(Records from a collection)
::::
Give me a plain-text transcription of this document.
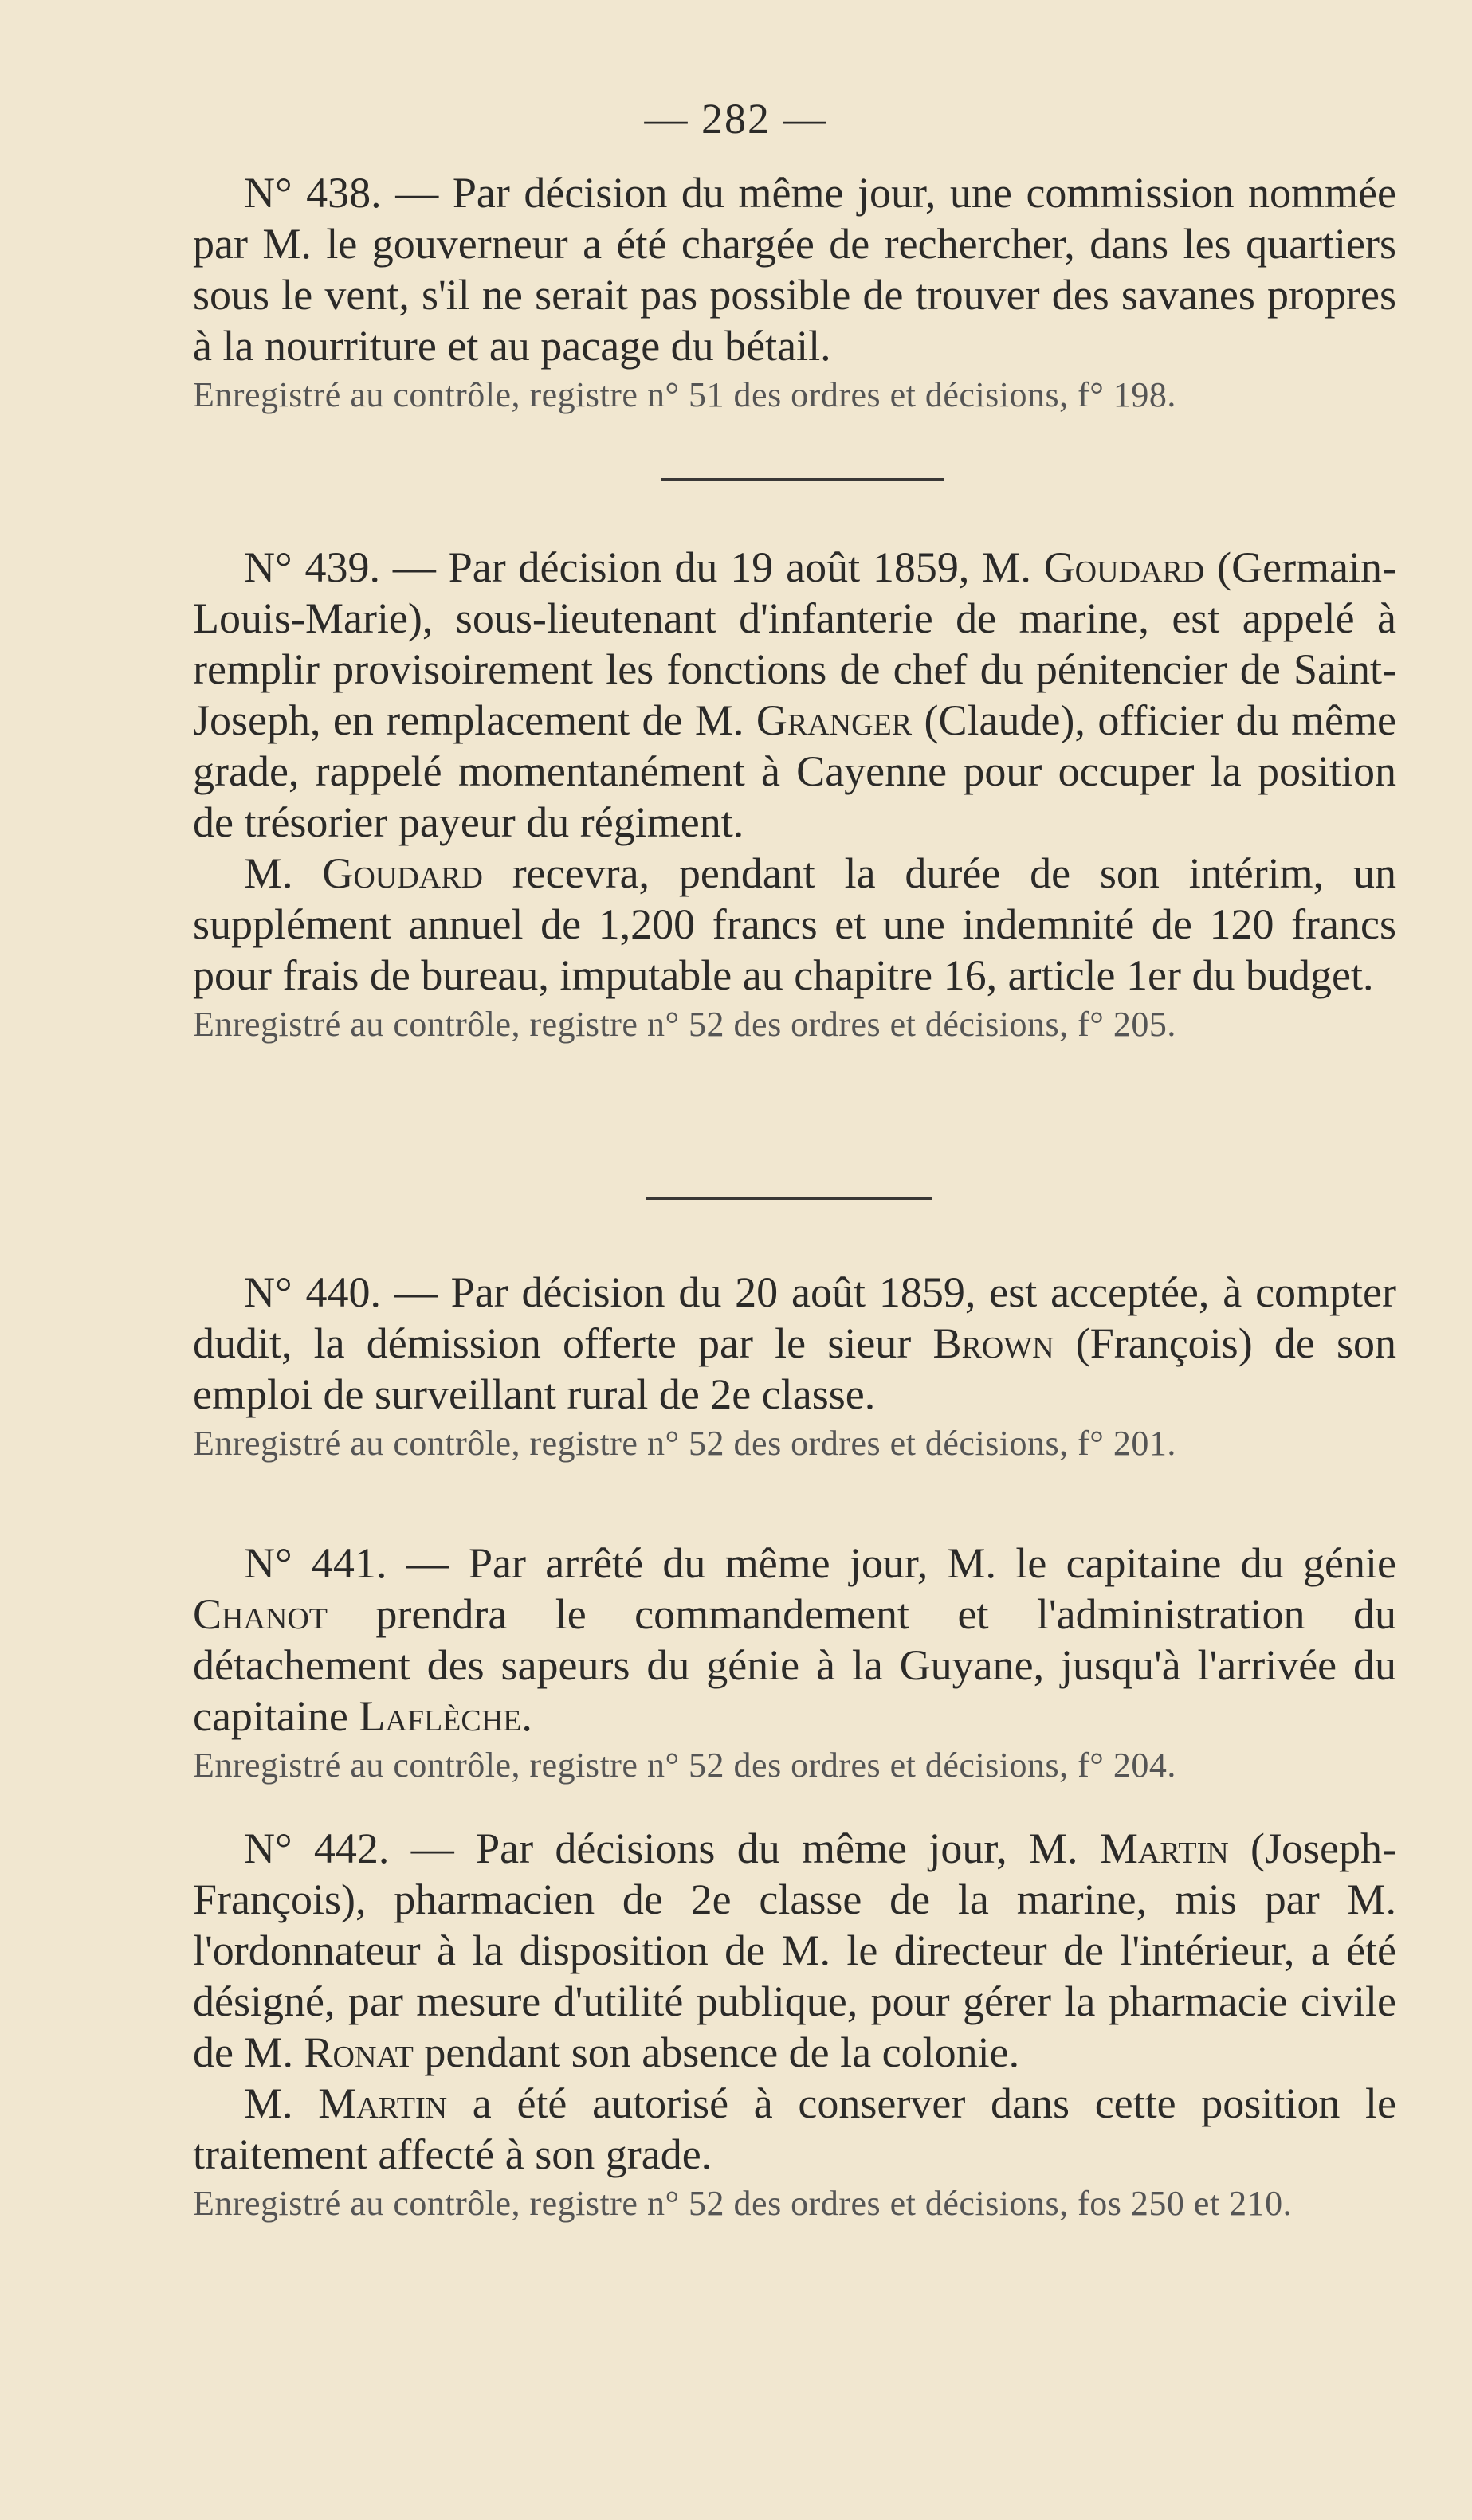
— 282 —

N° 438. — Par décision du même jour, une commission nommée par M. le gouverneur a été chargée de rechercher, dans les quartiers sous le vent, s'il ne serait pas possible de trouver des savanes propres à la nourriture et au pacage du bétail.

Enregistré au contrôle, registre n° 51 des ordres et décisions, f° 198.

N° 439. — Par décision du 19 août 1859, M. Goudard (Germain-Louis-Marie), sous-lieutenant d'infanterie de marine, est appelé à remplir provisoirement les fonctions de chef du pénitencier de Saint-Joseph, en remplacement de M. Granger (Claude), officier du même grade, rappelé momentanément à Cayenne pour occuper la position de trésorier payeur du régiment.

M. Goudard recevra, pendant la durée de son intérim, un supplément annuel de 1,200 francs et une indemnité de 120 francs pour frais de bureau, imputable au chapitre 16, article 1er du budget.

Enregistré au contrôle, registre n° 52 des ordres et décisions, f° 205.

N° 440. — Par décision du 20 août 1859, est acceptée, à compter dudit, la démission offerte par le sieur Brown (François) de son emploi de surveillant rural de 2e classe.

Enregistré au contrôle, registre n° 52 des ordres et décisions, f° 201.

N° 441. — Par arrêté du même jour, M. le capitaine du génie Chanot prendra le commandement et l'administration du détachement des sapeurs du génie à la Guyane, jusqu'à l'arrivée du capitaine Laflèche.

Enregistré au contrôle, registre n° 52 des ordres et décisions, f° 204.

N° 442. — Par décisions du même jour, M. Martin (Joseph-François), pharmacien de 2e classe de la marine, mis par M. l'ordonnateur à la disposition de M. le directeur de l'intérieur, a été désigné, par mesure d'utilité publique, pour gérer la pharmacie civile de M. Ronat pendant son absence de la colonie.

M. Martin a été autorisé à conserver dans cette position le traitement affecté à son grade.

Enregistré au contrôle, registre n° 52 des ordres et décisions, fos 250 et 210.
::::
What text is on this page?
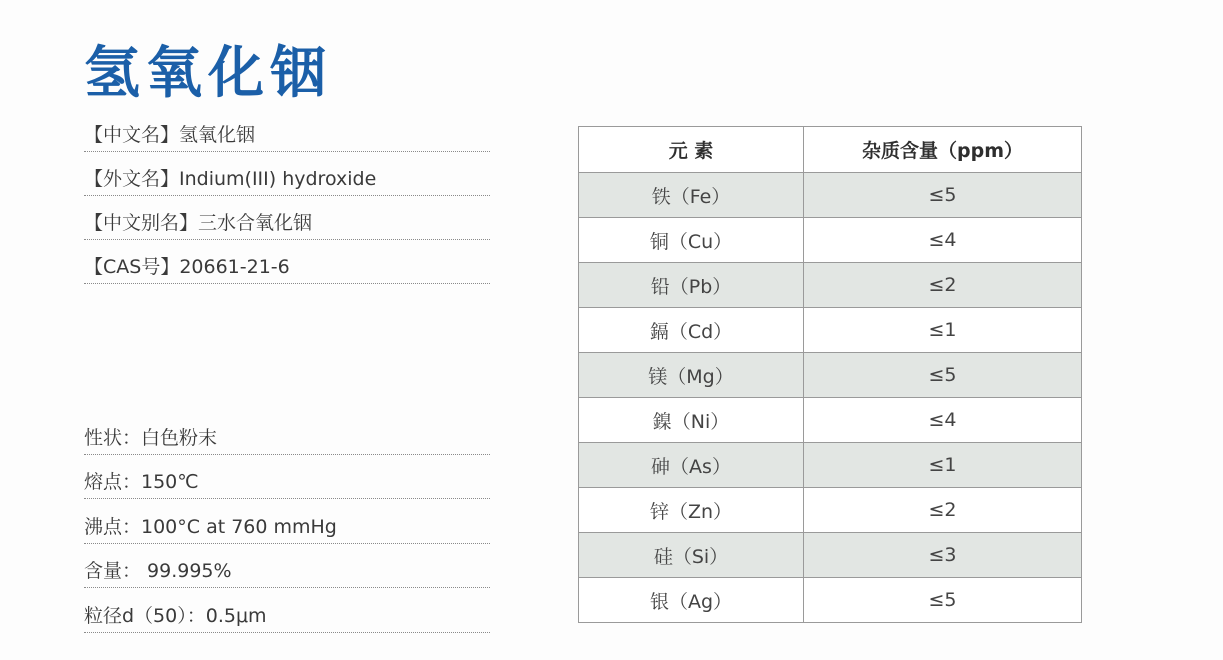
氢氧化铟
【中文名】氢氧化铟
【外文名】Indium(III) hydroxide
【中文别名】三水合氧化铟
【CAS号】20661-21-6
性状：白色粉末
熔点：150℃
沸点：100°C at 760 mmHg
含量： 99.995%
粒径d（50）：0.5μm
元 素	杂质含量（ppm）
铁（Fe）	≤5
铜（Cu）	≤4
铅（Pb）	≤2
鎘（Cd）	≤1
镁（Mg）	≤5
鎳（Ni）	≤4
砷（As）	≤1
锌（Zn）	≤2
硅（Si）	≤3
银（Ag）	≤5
::::
Instructions to follow:
Determine how many lines of the material include the string "text". Output only that count.

Output:
2